**The task:** In the forum thread about baby showers, duplicate the stretch from "user1484317265 · 17/01/2017 13:24" through "of baby showers." word for word.

**Source extract:**
##############################

You're really not comparing like with like here. The wedding equivalent of a baby shower isn't a hen do, or the wedding itself, it's a bridal shower. I am absolutely confident that a bridal shower would get an even harder time on here than baby showers do.

user1484317265 · 17/01/2017 13:24

Some weddings and hen do's have got out of hand, yes. That doesn't justify anything re baby showers. If you think the former is too much that is all the more reason to not encourage the spread of baby showers.

The point of weddings is to celebrate love and marriage. A gift is a minor part.
The point of hen do's is to celebrate the end of single life. No gifts.
The point of a baby shower is to get presents. And play some silly games with nappies, apparently.

If you can't tell the difference.....

PurpleDaisies · 17/01/2017 13:24

Op you say very few of your friends have children-do you know if any of them are struggling to conceive? Baby showers are horribly hard if you're wanting to be pregnant and you aren't. I'm absolutely amazed your sister wanted to organise it when she can't have kids.

NavyandWhite · 17/01/2017 13:24

This reply has been deleted

Message withdrawn at poster's request.

PurpleDaisies · 17/01/2017 13:26

I wouldn't drive tor two hours in an evening to go to one...

user1484317265 · 17/01/2017 13:28

Depends. One or 2 friends, I might, if they wanted me to that badly and there was booze. Others, no way.

And a couple of years ago, not for anyone, if you paid me.

CommunionHelp · 17/01/2017 13:30

Another vote for the lack of guests being about many people disliking 'Baby Showers' rather than you, OP!

shockthemonkey · 17/01/2017 13:30

There's a lot of sniffiness here directed at Americans.

##############################

**Record excerpts:**
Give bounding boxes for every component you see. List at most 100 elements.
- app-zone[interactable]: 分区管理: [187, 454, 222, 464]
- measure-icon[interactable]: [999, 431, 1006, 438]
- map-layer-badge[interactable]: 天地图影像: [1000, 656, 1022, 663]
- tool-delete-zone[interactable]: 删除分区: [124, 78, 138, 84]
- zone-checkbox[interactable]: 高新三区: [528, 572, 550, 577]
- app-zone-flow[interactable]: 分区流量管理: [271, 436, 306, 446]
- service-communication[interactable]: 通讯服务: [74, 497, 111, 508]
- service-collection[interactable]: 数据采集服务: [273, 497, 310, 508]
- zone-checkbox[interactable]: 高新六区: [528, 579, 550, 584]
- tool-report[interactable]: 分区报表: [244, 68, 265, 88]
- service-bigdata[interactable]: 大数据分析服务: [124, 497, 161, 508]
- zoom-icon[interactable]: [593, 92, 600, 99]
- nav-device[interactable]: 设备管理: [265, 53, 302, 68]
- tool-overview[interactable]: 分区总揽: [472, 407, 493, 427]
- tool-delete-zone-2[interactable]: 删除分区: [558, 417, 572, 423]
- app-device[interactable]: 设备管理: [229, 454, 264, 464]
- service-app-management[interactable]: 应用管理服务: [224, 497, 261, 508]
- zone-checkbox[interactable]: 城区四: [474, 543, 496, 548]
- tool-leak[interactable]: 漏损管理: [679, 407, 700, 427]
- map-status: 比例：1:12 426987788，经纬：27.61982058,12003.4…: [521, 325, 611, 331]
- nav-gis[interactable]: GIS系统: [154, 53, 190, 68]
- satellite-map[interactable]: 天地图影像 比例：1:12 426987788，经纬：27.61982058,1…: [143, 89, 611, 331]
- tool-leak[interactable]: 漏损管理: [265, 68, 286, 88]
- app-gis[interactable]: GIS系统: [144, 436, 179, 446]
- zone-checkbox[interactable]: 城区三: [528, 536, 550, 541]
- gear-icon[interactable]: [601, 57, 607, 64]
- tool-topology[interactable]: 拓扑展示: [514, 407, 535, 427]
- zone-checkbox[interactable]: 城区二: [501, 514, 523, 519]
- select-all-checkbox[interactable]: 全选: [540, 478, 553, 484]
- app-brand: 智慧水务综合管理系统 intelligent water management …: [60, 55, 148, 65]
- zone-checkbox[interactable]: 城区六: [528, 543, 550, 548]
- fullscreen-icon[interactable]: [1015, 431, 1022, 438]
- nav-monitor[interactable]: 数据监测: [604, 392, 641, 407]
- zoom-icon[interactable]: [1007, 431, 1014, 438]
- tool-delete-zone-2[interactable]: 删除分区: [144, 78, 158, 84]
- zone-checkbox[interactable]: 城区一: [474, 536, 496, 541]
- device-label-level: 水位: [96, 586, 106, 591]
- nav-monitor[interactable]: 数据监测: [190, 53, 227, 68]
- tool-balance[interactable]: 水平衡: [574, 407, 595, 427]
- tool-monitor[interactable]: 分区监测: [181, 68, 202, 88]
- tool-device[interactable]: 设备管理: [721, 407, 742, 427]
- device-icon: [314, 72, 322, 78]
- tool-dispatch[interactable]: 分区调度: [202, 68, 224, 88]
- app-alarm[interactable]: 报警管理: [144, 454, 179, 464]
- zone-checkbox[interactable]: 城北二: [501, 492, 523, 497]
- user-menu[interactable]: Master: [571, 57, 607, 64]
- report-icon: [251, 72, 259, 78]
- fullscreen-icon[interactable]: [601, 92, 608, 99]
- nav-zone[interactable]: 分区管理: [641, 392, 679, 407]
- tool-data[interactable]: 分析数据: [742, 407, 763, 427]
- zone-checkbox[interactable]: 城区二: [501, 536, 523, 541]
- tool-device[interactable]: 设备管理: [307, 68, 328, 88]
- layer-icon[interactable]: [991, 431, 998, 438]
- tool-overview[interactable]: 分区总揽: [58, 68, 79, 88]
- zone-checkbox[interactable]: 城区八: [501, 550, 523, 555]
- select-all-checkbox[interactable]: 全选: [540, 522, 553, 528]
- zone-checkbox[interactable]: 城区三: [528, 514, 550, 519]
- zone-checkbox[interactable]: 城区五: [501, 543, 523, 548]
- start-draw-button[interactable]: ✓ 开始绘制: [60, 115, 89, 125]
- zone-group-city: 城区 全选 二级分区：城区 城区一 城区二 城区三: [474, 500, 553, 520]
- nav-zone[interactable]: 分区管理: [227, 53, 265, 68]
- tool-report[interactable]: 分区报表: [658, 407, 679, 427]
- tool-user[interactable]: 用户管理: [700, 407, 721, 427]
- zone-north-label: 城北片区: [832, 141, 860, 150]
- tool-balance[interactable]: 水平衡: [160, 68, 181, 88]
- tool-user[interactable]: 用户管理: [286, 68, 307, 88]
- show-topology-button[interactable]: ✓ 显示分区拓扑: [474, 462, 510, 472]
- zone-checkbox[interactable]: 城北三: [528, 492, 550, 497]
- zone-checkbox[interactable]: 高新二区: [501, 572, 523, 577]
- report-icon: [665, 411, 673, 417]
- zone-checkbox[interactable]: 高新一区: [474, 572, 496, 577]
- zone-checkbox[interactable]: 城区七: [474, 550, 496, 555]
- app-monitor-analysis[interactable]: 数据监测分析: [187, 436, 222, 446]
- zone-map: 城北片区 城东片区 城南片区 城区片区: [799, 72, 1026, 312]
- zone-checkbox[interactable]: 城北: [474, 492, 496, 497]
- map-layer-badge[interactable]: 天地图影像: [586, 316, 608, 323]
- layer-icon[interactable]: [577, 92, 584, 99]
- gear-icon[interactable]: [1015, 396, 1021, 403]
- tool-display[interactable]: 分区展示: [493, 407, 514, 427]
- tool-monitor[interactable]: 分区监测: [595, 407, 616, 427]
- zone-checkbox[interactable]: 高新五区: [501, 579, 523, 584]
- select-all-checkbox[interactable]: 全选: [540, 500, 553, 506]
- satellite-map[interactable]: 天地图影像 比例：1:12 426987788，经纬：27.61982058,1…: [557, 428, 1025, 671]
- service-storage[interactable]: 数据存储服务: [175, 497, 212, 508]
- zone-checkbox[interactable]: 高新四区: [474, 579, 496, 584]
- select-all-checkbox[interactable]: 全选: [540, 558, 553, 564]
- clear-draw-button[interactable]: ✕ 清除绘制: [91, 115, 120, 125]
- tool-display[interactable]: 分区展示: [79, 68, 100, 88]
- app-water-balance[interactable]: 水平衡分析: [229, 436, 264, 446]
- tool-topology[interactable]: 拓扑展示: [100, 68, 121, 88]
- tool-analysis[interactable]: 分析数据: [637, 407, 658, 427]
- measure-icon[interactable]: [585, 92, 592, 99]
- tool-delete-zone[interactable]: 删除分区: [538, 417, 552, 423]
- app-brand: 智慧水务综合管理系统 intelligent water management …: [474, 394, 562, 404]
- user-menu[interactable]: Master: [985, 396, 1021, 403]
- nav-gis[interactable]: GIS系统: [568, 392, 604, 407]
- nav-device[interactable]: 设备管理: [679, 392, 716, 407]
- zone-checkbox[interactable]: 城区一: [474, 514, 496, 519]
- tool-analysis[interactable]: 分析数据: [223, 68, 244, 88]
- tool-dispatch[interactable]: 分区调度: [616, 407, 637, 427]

##############################

**Written response:**
user1484317265 · 17/01/2017 13:24

Some weddings and hen do's have got out of hand, yes. That doesn't justify anything re baby showers. If you think the former is too much that is all the more reason to not encourage the spread of baby showers.